• GIVEN TASK 1:
Copy out the rows exactly as they appear, taking everything from the first row of the rows down to the row containing "y-tick-label: 6500.00 xyxy=(894,349,927,359)", with both of those rows included.

• PASSAGE SHOWN:
⁂

GNU bug report logs - #9681
Broken behaviour of re-search-backward (.+ matching only a single character)

Previous Next

Package: emacs;

Reported by: Štěpán Němec <stepnem <at> gmail.com>

Date: Thu, 6 Oct 2011 09:20:02 UTC

Severity: minor

Tags: notabug

Merged with 11025, 24801

Found in versions 23.1, 25.1

Done: npostavs <at> users.sourceforge.net

Bug is archived. No further changes may be made.

To add a comment to this bug, you must first unarchive it, by sending
a message to control AT debbugs.gnu.org, with unarchive 9681 in the body.
You can then email your comments to 9681 AT debbugs.gnu.org in the normal way.

Toggle the display of automated, internal messages from the tracker.

View this report as an mbox folder, status mbox, maintainer mbox


Report forwarded to bug-gnu-emacs <at> gnu.org:
bug#9681; Package emacs. (Thu, 06 Oct 2011 09:20:02 GMT) Full text and rfc822 format available.

Acknowledgement sent to Štěpán Němec <stepnem <at> gmail.com>:
New bug report received and forwarded. Copy sent to bug-gnu-emacs <at> gnu.org. (Thu, 06 Oct 2011 09:20:02 GMT) Full text and rfc822 format available.

Message #5 received at submit <at> debbugs.gnu.org (full text, mbox):

From: Štěpán Němec <stepnem <at> gmail.com>
To: bug-gnu-emacs <bug-gnu-emacs <at> gnu.org>
Subject: Broken behaviour of re-search-backward (.+ matching only a single
	character)
Date: Thu, 06 Oct 2011 11:13:26 +0200
Quoting from <http://permalink.gmane.org/gmane.emacs.gnus.user/15052>:

===========

> What am I doing wrong?

Nothing, I think :-). I personally don't use fancy split-
ting, but a deeper look at (at least Gnus 5.13's) code seems
to locate the culprit in Emacs' *backward* regular expres-
sion "non-greedity": Position point at the end of
"bugzilla.gdm", C-u C-r "\w+" - et voilà, only one character
is matched.

============

If this curious inconsistency of `re-search-backward' with
`re-search-forward' is intentional (which I hope it is not), it should
be documented, but I couldn't find anything in the manuals or
docstrings.

-- 
Štěpán




Information forwarded to bug-gnu-emacs <at> gnu.org:
bug#9681; Package emacs. (Thu, 06 Oct 2011 12:58:02 GMT) Full text and rfc822 format available.

Message #8 received at 9681 <at> debbugs.gnu.org (full text, mbox):

From: Stefan Monnier <monnier <at> iro.umontreal.ca>
To: Štěpán Němec <stepnem <at> gmail.com>
Cc: 9681 <at> debbugs.gnu.org
Subject: Re: bug#9681: Broken behaviour of re-search-backward (.+ matching
	only a single character)
Date: Thu, 06 Oct 2011 08:57:09 -0400
> If this curious inconsistency of `re-search-backward' with
> `re-search-forward' is intentional (which I hope it is not), it should
> be documented, but I couldn't find anything in the manuals or
> docstrings.

⁂

• GIVEN TASK 2:
According to the bug report, in which versions was the problem found?

Labeled box rows
⁂

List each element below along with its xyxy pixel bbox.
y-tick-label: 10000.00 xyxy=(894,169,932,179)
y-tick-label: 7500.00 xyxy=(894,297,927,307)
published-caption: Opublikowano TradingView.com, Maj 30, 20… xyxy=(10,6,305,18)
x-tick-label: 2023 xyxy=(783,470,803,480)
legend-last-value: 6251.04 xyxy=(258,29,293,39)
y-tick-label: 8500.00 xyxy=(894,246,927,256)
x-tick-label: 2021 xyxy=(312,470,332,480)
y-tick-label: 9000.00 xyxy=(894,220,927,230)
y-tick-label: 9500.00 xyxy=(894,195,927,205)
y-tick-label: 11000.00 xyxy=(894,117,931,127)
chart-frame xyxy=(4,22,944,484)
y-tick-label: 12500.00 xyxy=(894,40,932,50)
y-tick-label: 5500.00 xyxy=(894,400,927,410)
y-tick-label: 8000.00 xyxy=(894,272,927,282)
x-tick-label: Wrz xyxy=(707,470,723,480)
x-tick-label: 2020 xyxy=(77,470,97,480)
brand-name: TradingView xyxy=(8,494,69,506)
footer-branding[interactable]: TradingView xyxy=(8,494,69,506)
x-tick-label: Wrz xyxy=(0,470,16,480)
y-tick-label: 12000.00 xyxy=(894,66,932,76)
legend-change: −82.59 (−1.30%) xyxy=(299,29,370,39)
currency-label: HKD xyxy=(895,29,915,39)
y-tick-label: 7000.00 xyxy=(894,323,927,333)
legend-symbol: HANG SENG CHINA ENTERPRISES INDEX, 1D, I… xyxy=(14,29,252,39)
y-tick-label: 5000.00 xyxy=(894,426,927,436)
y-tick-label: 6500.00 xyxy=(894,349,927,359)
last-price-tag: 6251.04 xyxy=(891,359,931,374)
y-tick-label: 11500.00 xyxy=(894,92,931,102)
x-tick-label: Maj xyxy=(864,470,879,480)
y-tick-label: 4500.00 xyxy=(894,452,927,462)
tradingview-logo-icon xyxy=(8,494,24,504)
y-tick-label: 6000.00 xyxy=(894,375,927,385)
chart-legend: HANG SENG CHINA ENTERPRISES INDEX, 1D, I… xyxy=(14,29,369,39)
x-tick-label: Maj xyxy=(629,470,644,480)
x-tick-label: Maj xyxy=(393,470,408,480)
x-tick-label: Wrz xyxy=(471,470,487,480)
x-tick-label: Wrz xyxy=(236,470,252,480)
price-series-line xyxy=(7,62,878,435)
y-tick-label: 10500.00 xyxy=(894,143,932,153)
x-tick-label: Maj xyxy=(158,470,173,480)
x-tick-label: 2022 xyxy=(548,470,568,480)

⁂

• FULL OUTPUT 1:
List each element below along with its xyxy pixel bbox.
y-tick-label: 10000.00 xyxy=(894,169,932,179)
y-tick-label: 7500.00 xyxy=(894,297,927,307)
published-caption: Opublikowano TradingView.com, Maj 30, 20… xyxy=(10,6,305,18)
x-tick-label: 2023 xyxy=(783,470,803,480)
legend-last-value: 6251.04 xyxy=(258,29,293,39)
y-tick-label: 8500.00 xyxy=(894,246,927,256)
x-tick-label: 2021 xyxy=(312,470,332,480)
y-tick-label: 9000.00 xyxy=(894,220,927,230)
y-tick-label: 9500.00 xyxy=(894,195,927,205)
y-tick-label: 11000.00 xyxy=(894,117,931,127)
chart-frame xyxy=(4,22,944,484)
y-tick-label: 12500.00 xyxy=(894,40,932,50)
y-tick-label: 5500.00 xyxy=(894,400,927,410)
y-tick-label: 8000.00 xyxy=(894,272,927,282)
x-tick-label: Wrz xyxy=(707,470,723,480)
x-tick-label: 2020 xyxy=(77,470,97,480)
brand-name: TradingView xyxy=(8,494,69,506)
footer-branding[interactable]: TradingView xyxy=(8,494,69,506)
x-tick-label: Wrz xyxy=(0,470,16,480)
y-tick-label: 12000.00 xyxy=(894,66,932,76)
legend-change: −82.59 (−1.30%) xyxy=(299,29,370,39)
currency-label: HKD xyxy=(895,29,915,39)
y-tick-label: 7000.00 xyxy=(894,323,927,333)
legend-symbol: HANG SENG CHINA ENTERPRISES INDEX, 1D, I… xyxy=(14,29,252,39)
y-tick-label: 5000.00 xyxy=(894,426,927,436)
y-tick-label: 6500.00 xyxy=(894,349,927,359)

• FULL OUTPUT 2:
Versions 23.1 and 25.1.